## begin
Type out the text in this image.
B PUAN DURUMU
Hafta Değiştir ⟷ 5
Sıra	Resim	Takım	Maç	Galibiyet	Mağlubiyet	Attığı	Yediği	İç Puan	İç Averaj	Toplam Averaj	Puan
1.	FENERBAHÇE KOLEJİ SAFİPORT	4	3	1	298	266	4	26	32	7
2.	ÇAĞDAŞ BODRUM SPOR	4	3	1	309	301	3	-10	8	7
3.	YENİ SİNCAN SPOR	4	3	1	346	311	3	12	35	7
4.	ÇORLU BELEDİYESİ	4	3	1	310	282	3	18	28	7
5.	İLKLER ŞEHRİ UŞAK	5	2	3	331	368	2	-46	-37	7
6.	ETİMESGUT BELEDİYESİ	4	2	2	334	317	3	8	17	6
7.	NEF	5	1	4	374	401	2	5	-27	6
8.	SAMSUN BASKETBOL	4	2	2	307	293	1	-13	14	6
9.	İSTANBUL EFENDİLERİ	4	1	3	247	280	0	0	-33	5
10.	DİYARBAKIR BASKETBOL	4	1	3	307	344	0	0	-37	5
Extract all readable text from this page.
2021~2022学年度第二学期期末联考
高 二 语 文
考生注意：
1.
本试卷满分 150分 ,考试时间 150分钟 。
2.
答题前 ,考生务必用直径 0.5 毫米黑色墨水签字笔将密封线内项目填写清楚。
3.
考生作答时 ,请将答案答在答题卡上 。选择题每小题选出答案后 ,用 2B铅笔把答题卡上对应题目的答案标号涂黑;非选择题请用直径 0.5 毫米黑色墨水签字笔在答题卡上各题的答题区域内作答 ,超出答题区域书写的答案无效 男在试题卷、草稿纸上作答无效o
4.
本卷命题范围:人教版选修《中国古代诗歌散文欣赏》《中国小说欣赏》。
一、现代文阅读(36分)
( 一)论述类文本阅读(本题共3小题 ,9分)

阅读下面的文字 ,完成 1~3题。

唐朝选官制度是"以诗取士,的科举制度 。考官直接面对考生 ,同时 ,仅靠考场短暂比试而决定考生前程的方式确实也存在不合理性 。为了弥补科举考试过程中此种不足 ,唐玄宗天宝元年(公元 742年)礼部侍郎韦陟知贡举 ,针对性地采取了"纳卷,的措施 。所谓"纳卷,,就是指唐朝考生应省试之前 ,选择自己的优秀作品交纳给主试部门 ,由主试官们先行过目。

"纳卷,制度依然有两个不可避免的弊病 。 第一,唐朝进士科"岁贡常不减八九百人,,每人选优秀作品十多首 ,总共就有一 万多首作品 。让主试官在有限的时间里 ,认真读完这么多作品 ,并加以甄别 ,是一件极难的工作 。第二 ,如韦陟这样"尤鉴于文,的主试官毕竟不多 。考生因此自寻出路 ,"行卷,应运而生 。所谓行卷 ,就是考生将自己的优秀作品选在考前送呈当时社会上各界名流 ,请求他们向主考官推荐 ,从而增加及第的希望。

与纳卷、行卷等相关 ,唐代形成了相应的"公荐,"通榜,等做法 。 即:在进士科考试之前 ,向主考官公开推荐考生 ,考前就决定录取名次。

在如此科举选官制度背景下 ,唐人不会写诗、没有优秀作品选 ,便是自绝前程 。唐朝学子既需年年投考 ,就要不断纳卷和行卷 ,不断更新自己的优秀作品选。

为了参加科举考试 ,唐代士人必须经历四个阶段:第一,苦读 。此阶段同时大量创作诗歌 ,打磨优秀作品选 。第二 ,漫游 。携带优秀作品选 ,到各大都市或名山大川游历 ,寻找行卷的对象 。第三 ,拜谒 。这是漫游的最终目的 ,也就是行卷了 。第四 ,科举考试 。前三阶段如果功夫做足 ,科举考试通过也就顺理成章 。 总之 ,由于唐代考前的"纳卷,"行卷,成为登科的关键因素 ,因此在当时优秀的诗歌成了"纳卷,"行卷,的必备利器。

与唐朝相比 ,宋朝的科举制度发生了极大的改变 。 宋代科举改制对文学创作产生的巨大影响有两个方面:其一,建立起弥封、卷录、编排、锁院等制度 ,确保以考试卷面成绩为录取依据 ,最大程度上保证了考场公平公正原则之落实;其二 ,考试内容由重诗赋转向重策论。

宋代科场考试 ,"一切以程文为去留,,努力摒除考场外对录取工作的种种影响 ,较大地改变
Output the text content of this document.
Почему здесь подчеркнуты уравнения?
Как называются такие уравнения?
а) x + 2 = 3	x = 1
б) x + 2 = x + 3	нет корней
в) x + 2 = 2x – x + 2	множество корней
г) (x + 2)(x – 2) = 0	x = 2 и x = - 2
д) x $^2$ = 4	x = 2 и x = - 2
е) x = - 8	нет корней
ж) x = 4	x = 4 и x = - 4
## end
■ **PROBLEM DETAILS**: Repeat exactly the lines from the line containing "Output the text content of this document." through the last line of the records above, including both, and nothing else.

■ **ANSWER IN FULL**:
Output the text content of this document.
Почему здесь подчеркнуты уравнения?
Как называются такие уравнения?
а) x + 2 = 3	x = 1
б) x + 2 = x + 3	нет корней
в) x + 2 = 2x – x + 2	множество корней
г) (x + 2)(x – 2) = 0	x = 2 и x = - 2
д) x $^2$ = 4	x = 2 и x = - 2
е) x = - 8	нет корней
ж) x = 4	x = 4 и x = - 4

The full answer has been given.